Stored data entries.
⟨

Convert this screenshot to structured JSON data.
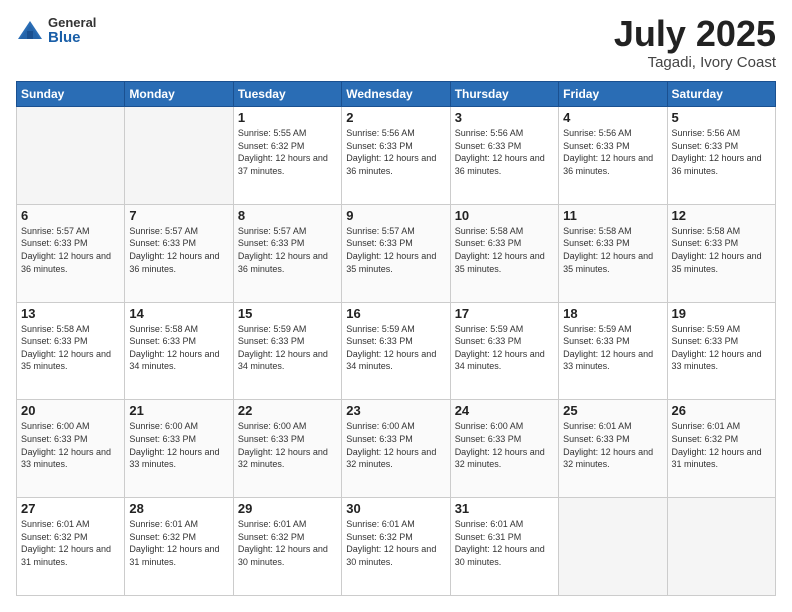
{
  "logo": {
    "general": "General",
    "blue": "Blue"
  },
  "header": {
    "month": "July 2025",
    "location": "Tagadi, Ivory Coast"
  },
  "weekdays": [
    "Sunday",
    "Monday",
    "Tuesday",
    "Wednesday",
    "Thursday",
    "Friday",
    "Saturday"
  ],
  "weeks": [
    [
      {
        "day": "",
        "empty": true
      },
      {
        "day": "",
        "empty": true
      },
      {
        "day": "1",
        "sunrise": "5:55 AM",
        "sunset": "6:32 PM",
        "daylight": "12 hours and 37 minutes."
      },
      {
        "day": "2",
        "sunrise": "5:56 AM",
        "sunset": "6:33 PM",
        "daylight": "12 hours and 36 minutes."
      },
      {
        "day": "3",
        "sunrise": "5:56 AM",
        "sunset": "6:33 PM",
        "daylight": "12 hours and 36 minutes."
      },
      {
        "day": "4",
        "sunrise": "5:56 AM",
        "sunset": "6:33 PM",
        "daylight": "12 hours and 36 minutes."
      },
      {
        "day": "5",
        "sunrise": "5:56 AM",
        "sunset": "6:33 PM",
        "daylight": "12 hours and 36 minutes."
      }
    ],
    [
      {
        "day": "6",
        "sunrise": "5:57 AM",
        "sunset": "6:33 PM",
        "daylight": "12 hours and 36 minutes."
      },
      {
        "day": "7",
        "sunrise": "5:57 AM",
        "sunset": "6:33 PM",
        "daylight": "12 hours and 36 minutes."
      },
      {
        "day": "8",
        "sunrise": "5:57 AM",
        "sunset": "6:33 PM",
        "daylight": "12 hours and 36 minutes."
      },
      {
        "day": "9",
        "sunrise": "5:57 AM",
        "sunset": "6:33 PM",
        "daylight": "12 hours and 35 minutes."
      },
      {
        "day": "10",
        "sunrise": "5:58 AM",
        "sunset": "6:33 PM",
        "daylight": "12 hours and 35 minutes."
      },
      {
        "day": "11",
        "sunrise": "5:58 AM",
        "sunset": "6:33 PM",
        "daylight": "12 hours and 35 minutes."
      },
      {
        "day": "12",
        "sunrise": "5:58 AM",
        "sunset": "6:33 PM",
        "daylight": "12 hours and 35 minutes."
      }
    ],
    [
      {
        "day": "13",
        "sunrise": "5:58 AM",
        "sunset": "6:33 PM",
        "daylight": "12 hours and 35 minutes."
      },
      {
        "day": "14",
        "sunrise": "5:58 AM",
        "sunset": "6:33 PM",
        "daylight": "12 hours and 34 minutes."
      },
      {
        "day": "15",
        "sunrise": "5:59 AM",
        "sunset": "6:33 PM",
        "daylight": "12 hours and 34 minutes."
      },
      {
        "day": "16",
        "sunrise": "5:59 AM",
        "sunset": "6:33 PM",
        "daylight": "12 hours and 34 minutes."
      },
      {
        "day": "17",
        "sunrise": "5:59 AM",
        "sunset": "6:33 PM",
        "daylight": "12 hours and 34 minutes."
      },
      {
        "day": "18",
        "sunrise": "5:59 AM",
        "sunset": "6:33 PM",
        "daylight": "12 hours and 33 minutes."
      },
      {
        "day": "19",
        "sunrise": "5:59 AM",
        "sunset": "6:33 PM",
        "daylight": "12 hours and 33 minutes."
      }
    ],
    [
      {
        "day": "20",
        "sunrise": "6:00 AM",
        "sunset": "6:33 PM",
        "daylight": "12 hours and 33 minutes."
      },
      {
        "day": "21",
        "sunrise": "6:00 AM",
        "sunset": "6:33 PM",
        "daylight": "12 hours and 33 minutes."
      },
      {
        "day": "22",
        "sunrise": "6:00 AM",
        "sunset": "6:33 PM",
        "daylight": "12 hours and 32 minutes."
      },
      {
        "day": "23",
        "sunrise": "6:00 AM",
        "sunset": "6:33 PM",
        "daylight": "12 hours and 32 minutes."
      },
      {
        "day": "24",
        "sunrise": "6:00 AM",
        "sunset": "6:33 PM",
        "daylight": "12 hours and 32 minutes."
      },
      {
        "day": "25",
        "sunrise": "6:01 AM",
        "sunset": "6:33 PM",
        "daylight": "12 hours and 32 minutes."
      },
      {
        "day": "26",
        "sunrise": "6:01 AM",
        "sunset": "6:32 PM",
        "daylight": "12 hours and 31 minutes."
      }
    ],
    [
      {
        "day": "27",
        "sunrise": "6:01 AM",
        "sunset": "6:32 PM",
        "daylight": "12 hours and 31 minutes."
      },
      {
        "day": "28",
        "sunrise": "6:01 AM",
        "sunset": "6:32 PM",
        "daylight": "12 hours and 31 minutes."
      },
      {
        "day": "29",
        "sunrise": "6:01 AM",
        "sunset": "6:32 PM",
        "daylight": "12 hours and 30 minutes."
      },
      {
        "day": "30",
        "sunrise": "6:01 AM",
        "sunset": "6:32 PM",
        "daylight": "12 hours and 30 minutes."
      },
      {
        "day": "31",
        "sunrise": "6:01 AM",
        "sunset": "6:31 PM",
        "daylight": "12 hours and 30 minutes."
      },
      {
        "day": "",
        "empty": true
      },
      {
        "day": "",
        "empty": true
      }
    ]
  ],
  "labels": {
    "sunrise": "Sunrise:",
    "sunset": "Sunset:",
    "daylight": "Daylight:"
  }
}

⟩

Transcribe every entry word for word, but skip the pictures.

CORRECT ANSWER.
Convert this screenshot to structured JSON data.
{
  "logo": {
    "general": "General",
    "blue": "Blue"
  },
  "header": {
    "month": "July 2025",
    "location": "Tagadi, Ivory Coast"
  },
  "weekdays": [
    "Sunday",
    "Monday",
    "Tuesday",
    "Wednesday",
    "Thursday",
    "Friday",
    "Saturday"
  ],
  "weeks": [
    [
      {
        "day": "",
        "empty": true
      },
      {
        "day": "",
        "empty": true
      },
      {
        "day": "1",
        "sunrise": "5:55 AM",
        "sunset": "6:32 PM",
        "daylight": "12 hours and 37 minutes."
      },
      {
        "day": "2",
        "sunrise": "5:56 AM",
        "sunset": "6:33 PM",
        "daylight": "12 hours and 36 minutes."
      },
      {
        "day": "3",
        "sunrise": "5:56 AM",
        "sunset": "6:33 PM",
        "daylight": "12 hours and 36 minutes."
      },
      {
        "day": "4",
        "sunrise": "5:56 AM",
        "sunset": "6:33 PM",
        "daylight": "12 hours and 36 minutes."
      },
      {
        "day": "5",
        "sunrise": "5:56 AM",
        "sunset": "6:33 PM",
        "daylight": "12 hours and 36 minutes."
      }
    ],
    [
      {
        "day": "6",
        "sunrise": "5:57 AM",
        "sunset": "6:33 PM",
        "daylight": "12 hours and 36 minutes."
      },
      {
        "day": "7",
        "sunrise": "5:57 AM",
        "sunset": "6:33 PM",
        "daylight": "12 hours and 36 minutes."
      },
      {
        "day": "8",
        "sunrise": "5:57 AM",
        "sunset": "6:33 PM",
        "daylight": "12 hours and 36 minutes."
      },
      {
        "day": "9",
        "sunrise": "5:57 AM",
        "sunset": "6:33 PM",
        "daylight": "12 hours and 35 minutes."
      },
      {
        "day": "10",
        "sunrise": "5:58 AM",
        "sunset": "6:33 PM",
        "daylight": "12 hours and 35 minutes."
      },
      {
        "day": "11",
        "sunrise": "5:58 AM",
        "sunset": "6:33 PM",
        "daylight": "12 hours and 35 minutes."
      },
      {
        "day": "12",
        "sunrise": "5:58 AM",
        "sunset": "6:33 PM",
        "daylight": "12 hours and 35 minutes."
      }
    ],
    [
      {
        "day": "13",
        "sunrise": "5:58 AM",
        "sunset": "6:33 PM",
        "daylight": "12 hours and 35 minutes."
      },
      {
        "day": "14",
        "sunrise": "5:58 AM",
        "sunset": "6:33 PM",
        "daylight": "12 hours and 34 minutes."
      },
      {
        "day": "15",
        "sunrise": "5:59 AM",
        "sunset": "6:33 PM",
        "daylight": "12 hours and 34 minutes."
      },
      {
        "day": "16",
        "sunrise": "5:59 AM",
        "sunset": "6:33 PM",
        "daylight": "12 hours and 34 minutes."
      },
      {
        "day": "17",
        "sunrise": "5:59 AM",
        "sunset": "6:33 PM",
        "daylight": "12 hours and 34 minutes."
      },
      {
        "day": "18",
        "sunrise": "5:59 AM",
        "sunset": "6:33 PM",
        "daylight": "12 hours and 33 minutes."
      },
      {
        "day": "19",
        "sunrise": "5:59 AM",
        "sunset": "6:33 PM",
        "daylight": "12 hours and 33 minutes."
      }
    ],
    [
      {
        "day": "20",
        "sunrise": "6:00 AM",
        "sunset": "6:33 PM",
        "daylight": "12 hours and 33 minutes."
      },
      {
        "day": "21",
        "sunrise": "6:00 AM",
        "sunset": "6:33 PM",
        "daylight": "12 hours and 33 minutes."
      },
      {
        "day": "22",
        "sunrise": "6:00 AM",
        "sunset": "6:33 PM",
        "daylight": "12 hours and 32 minutes."
      },
      {
        "day": "23",
        "sunrise": "6:00 AM",
        "sunset": "6:33 PM",
        "daylight": "12 hours and 32 minutes."
      },
      {
        "day": "24",
        "sunrise": "6:00 AM",
        "sunset": "6:33 PM",
        "daylight": "12 hours and 32 minutes."
      },
      {
        "day": "25",
        "sunrise": "6:01 AM",
        "sunset": "6:33 PM",
        "daylight": "12 hours and 32 minutes."
      },
      {
        "day": "26",
        "sunrise": "6:01 AM",
        "sunset": "6:32 PM",
        "daylight": "12 hours and 31 minutes."
      }
    ],
    [
      {
        "day": "27",
        "sunrise": "6:01 AM",
        "sunset": "6:32 PM",
        "daylight": "12 hours and 31 minutes."
      },
      {
        "day": "28",
        "sunrise": "6:01 AM",
        "sunset": "6:32 PM",
        "daylight": "12 hours and 31 minutes."
      },
      {
        "day": "29",
        "sunrise": "6:01 AM",
        "sunset": "6:32 PM",
        "daylight": "12 hours and 30 minutes."
      },
      {
        "day": "30",
        "sunrise": "6:01 AM",
        "sunset": "6:32 PM",
        "daylight": "12 hours and 30 minutes."
      },
      {
        "day": "31",
        "sunrise": "6:01 AM",
        "sunset": "6:31 PM",
        "daylight": "12 hours and 30 minutes."
      },
      {
        "day": "",
        "empty": true
      },
      {
        "day": "",
        "empty": true
      }
    ]
  ],
  "labels": {
    "sunrise": "Sunrise:",
    "sunset": "Sunset:",
    "daylight": "Daylight:"
  }
}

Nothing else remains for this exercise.